--- Begin Extracted information ---
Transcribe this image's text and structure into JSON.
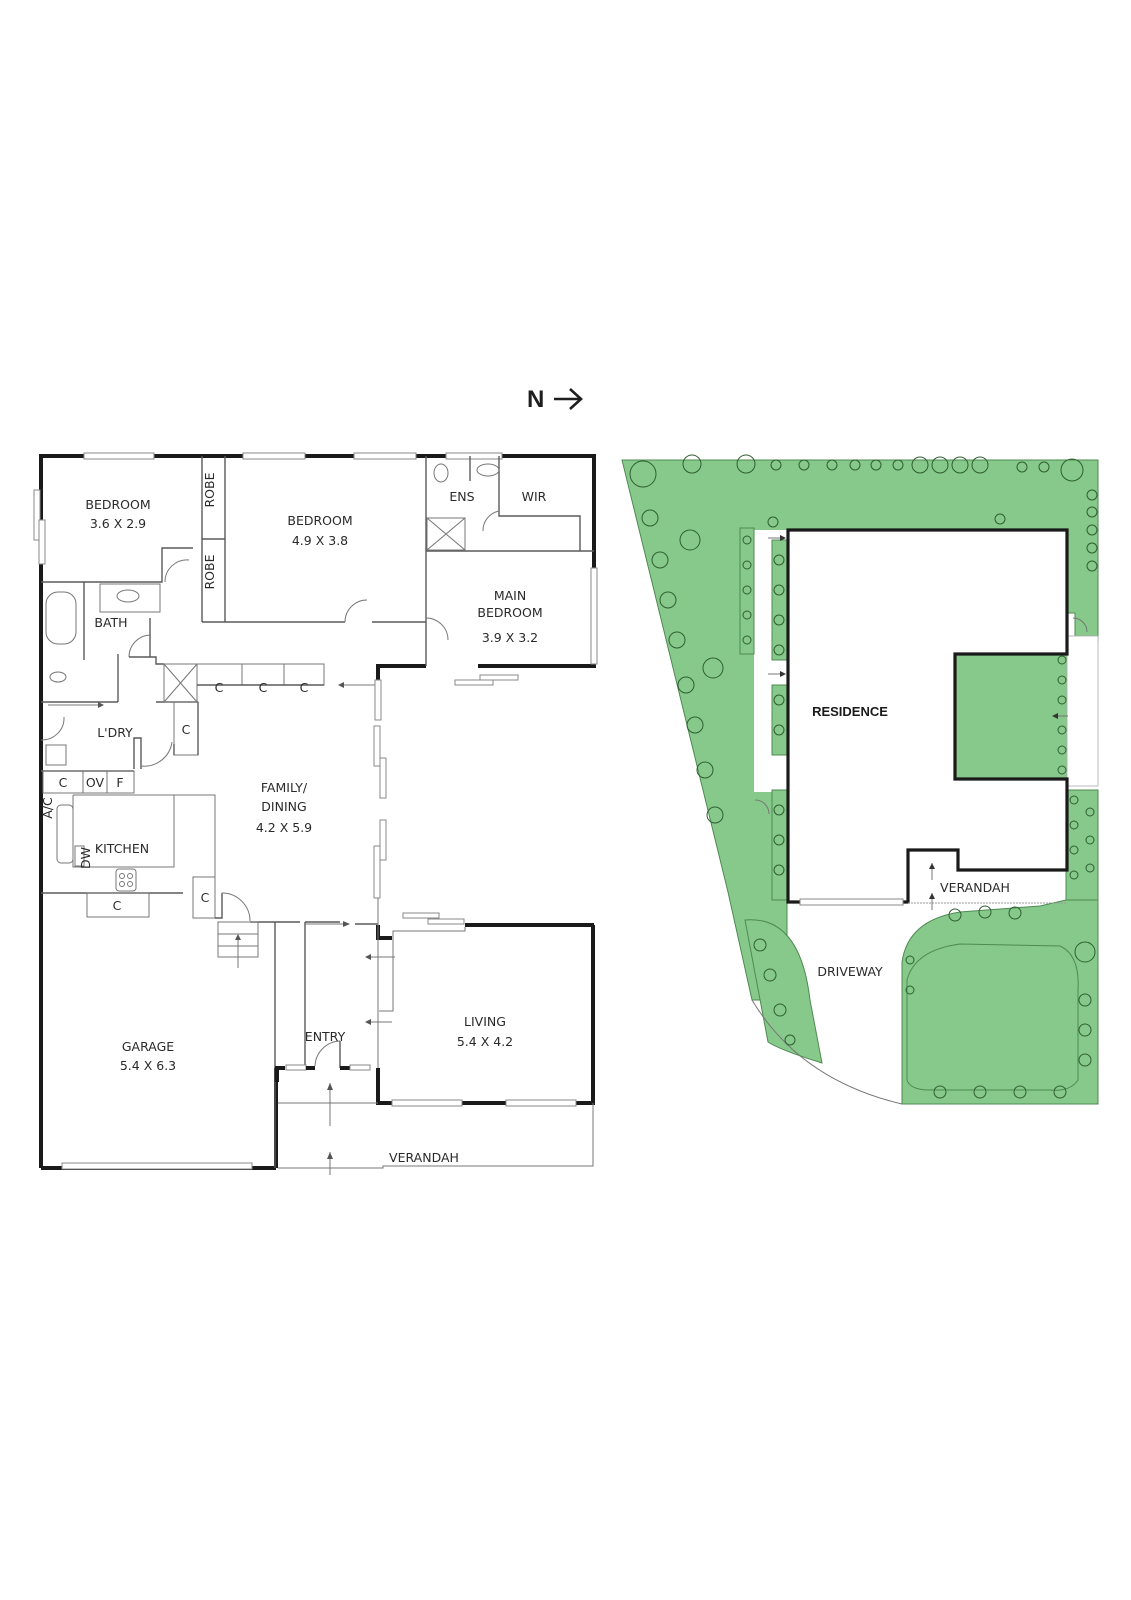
{
  "compass": {
    "label": "N",
    "arrow": "→"
  },
  "floorplan": {
    "rooms": [
      {
        "id": "bedroom-2",
        "name": "BEDROOM",
        "dims": "3.6 X 2.9"
      },
      {
        "id": "robe-1",
        "name": "ROBE",
        "dims": ""
      },
      {
        "id": "robe-2",
        "name": "ROBE",
        "dims": ""
      },
      {
        "id": "bedroom-3",
        "name": "BEDROOM",
        "dims": "4.9 X 3.8"
      },
      {
        "id": "ensuite",
        "name": "ENS",
        "dims": ""
      },
      {
        "id": "wir",
        "name": "WIR",
        "dims": ""
      },
      {
        "id": "main-bedroom",
        "name": "MAIN",
        "name2": "BEDROOM",
        "dims": "3.9 X 3.2"
      },
      {
        "id": "bath",
        "name": "BATH",
        "dims": ""
      },
      {
        "id": "laundry",
        "name": "L'DRY",
        "dims": ""
      },
      {
        "id": "family-dining",
        "name": "FAMILY/",
        "name2": "DINING",
        "dims": "4.2 X 5.9"
      },
      {
        "id": "kitchen",
        "name": "KITCHEN",
        "dims": ""
      },
      {
        "id": "garage",
        "name": "GARAGE",
        "dims": "5.4 X 6.3"
      },
      {
        "id": "entry",
        "name": "ENTRY",
        "dims": ""
      },
      {
        "id": "living",
        "name": "LIVING",
        "dims": "5.4 X 4.2"
      },
      {
        "id": "verandah",
        "name": "VERANDAH",
        "dims": ""
      }
    ],
    "fixtures": {
      "cupboard": "C",
      "oven": "OV",
      "fridge": "F",
      "air_con": "A/C",
      "dishwasher": "DW"
    }
  },
  "siteplan": {
    "residence": "RESIDENCE",
    "verandah": "VERANDAH",
    "driveway": "DRIVEWAY"
  },
  "colors": {
    "lawn": "#86c98a",
    "lawn_stroke": "#4f8a52",
    "wall": "#1a1a1a",
    "tree": "#2f5f32"
  }
}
--- End Extracted information ---
* [Set task] From the entries above, output every line exactly and omit any image.

* [Answer in full]
Transcribe this image's text and structure into JSON.
{
  "compass": {
    "label": "N",
    "arrow": "→"
  },
  "floorplan": {
    "rooms": [
      {
        "id": "bedroom-2",
        "name": "BEDROOM",
        "dims": "3.6 X 2.9"
      },
      {
        "id": "robe-1",
        "name": "ROBE",
        "dims": ""
      },
      {
        "id": "robe-2",
        "name": "ROBE",
        "dims": ""
      },
      {
        "id": "bedroom-3",
        "name": "BEDROOM",
        "dims": "4.9 X 3.8"
      },
      {
        "id": "ensuite",
        "name": "ENS",
        "dims": ""
      },
      {
        "id": "wir",
        "name": "WIR",
        "dims": ""
      },
      {
        "id": "main-bedroom",
        "name": "MAIN",
        "name2": "BEDROOM",
        "dims": "3.9 X 3.2"
      },
      {
        "id": "bath",
        "name": "BATH",
        "dims": ""
      },
      {
        "id": "laundry",
        "name": "L'DRY",
        "dims": ""
      },
      {
        "id": "family-dining",
        "name": "FAMILY/",
        "name2": "DINING",
        "dims": "4.2 X 5.9"
      },
      {
        "id": "kitchen",
        "name": "KITCHEN",
        "dims": ""
      },
      {
        "id": "garage",
        "name": "GARAGE",
        "dims": "5.4 X 6.3"
      },
      {
        "id": "entry",
        "name": "ENTRY",
        "dims": ""
      },
      {
        "id": "living",
        "name": "LIVING",
        "dims": "5.4 X 4.2"
      },
      {
        "id": "verandah",
        "name": "VERANDAH",
        "dims": ""
      }
    ],
    "fixtures": {
      "cupboard": "C",
      "oven": "OV",
      "fridge": "F",
      "air_con": "A/C",
      "dishwasher": "DW"
    }
  },
  "siteplan": {
    "residence": "RESIDENCE",
    "verandah": "VERANDAH",
    "driveway": "DRIVEWAY"
  },
  "colors": {
    "lawn": "#86c98a",
    "lawn_stroke": "#4f8a52",
    "wall": "#1a1a1a",
    "tree": "#2f5f32"
  }
}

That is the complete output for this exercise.